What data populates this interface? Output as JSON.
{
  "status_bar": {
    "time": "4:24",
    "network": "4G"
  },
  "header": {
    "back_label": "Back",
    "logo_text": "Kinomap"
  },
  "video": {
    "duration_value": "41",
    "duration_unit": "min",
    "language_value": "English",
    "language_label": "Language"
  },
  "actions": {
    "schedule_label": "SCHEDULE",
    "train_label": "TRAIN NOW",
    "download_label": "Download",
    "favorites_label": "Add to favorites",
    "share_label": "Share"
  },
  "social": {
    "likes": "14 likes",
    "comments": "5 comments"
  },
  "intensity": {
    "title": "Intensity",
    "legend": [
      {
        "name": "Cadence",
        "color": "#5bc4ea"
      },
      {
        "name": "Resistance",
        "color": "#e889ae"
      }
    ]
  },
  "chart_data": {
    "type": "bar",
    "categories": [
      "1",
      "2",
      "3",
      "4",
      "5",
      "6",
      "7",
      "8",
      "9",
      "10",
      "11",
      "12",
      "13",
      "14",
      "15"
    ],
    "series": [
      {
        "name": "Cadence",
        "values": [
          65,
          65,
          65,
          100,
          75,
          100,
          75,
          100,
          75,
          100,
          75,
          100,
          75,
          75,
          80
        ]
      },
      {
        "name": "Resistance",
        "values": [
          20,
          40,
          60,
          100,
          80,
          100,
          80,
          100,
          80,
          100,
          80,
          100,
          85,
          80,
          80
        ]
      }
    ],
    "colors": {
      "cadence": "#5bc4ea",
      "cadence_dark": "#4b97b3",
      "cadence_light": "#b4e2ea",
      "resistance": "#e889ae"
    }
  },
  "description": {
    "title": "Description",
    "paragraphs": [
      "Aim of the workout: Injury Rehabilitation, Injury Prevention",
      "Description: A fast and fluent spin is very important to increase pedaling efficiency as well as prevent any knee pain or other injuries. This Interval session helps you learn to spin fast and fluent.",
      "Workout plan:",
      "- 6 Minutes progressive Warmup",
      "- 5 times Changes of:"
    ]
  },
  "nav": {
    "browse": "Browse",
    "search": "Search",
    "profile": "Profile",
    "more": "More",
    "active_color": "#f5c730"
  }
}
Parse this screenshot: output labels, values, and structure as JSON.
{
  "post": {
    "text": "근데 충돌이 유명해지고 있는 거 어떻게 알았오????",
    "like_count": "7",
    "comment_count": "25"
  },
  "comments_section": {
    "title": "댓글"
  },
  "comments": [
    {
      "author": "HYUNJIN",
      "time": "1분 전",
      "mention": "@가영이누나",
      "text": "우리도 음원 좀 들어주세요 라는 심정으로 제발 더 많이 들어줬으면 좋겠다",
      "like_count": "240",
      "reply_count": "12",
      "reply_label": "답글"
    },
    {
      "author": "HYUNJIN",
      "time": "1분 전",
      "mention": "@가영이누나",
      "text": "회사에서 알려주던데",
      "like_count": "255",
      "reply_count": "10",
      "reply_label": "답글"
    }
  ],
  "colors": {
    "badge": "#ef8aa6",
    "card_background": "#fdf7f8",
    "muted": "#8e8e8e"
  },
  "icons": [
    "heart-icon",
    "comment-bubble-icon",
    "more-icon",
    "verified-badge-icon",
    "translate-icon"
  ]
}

·····

● **Directions**: Please quote exactly the lines from the one containing "Parse this screenshot: output" through the last line of the records above, both included, and nothing else.

● **Solved exercise**:
Parse this screenshot: output labels, values, and structure as JSON.
{
  "post": {
    "text": "근데 충돌이 유명해지고 있는 거 어떻게 알았오????",
    "like_count": "7",
    "comment_count": "25"
  },
  "comments_section": {
    "title": "댓글"
  },
  "comments": [
    {
      "author": "HYUNJIN",
      "time": "1분 전",
      "mention": "@가영이누나",
      "text": "우리도 음원 좀 들어주세요 라는 심정으로 제발 더 많이 들어줬으면 좋겠다",
      "like_count": "240",
      "reply_count": "12",
      "reply_label": "답글"
    },
    {
      "author": "HYUNJIN",
      "time": "1분 전",
      "mention": "@가영이누나",
      "text": "회사에서 알려주던데",
      "like_count": "255",
      "reply_count": "10",
      "reply_label": "답글"
    }
  ],
  "colors": {
    "badge": "#ef8aa6",
    "card_background": "#fdf7f8",
    "muted": "#8e8e8e"
  },
  "icons": [
    "heart-icon",
    "comment-bubble-icon",
    "more-icon",
    "verified-badge-icon",
    "translate-icon"
  ]
}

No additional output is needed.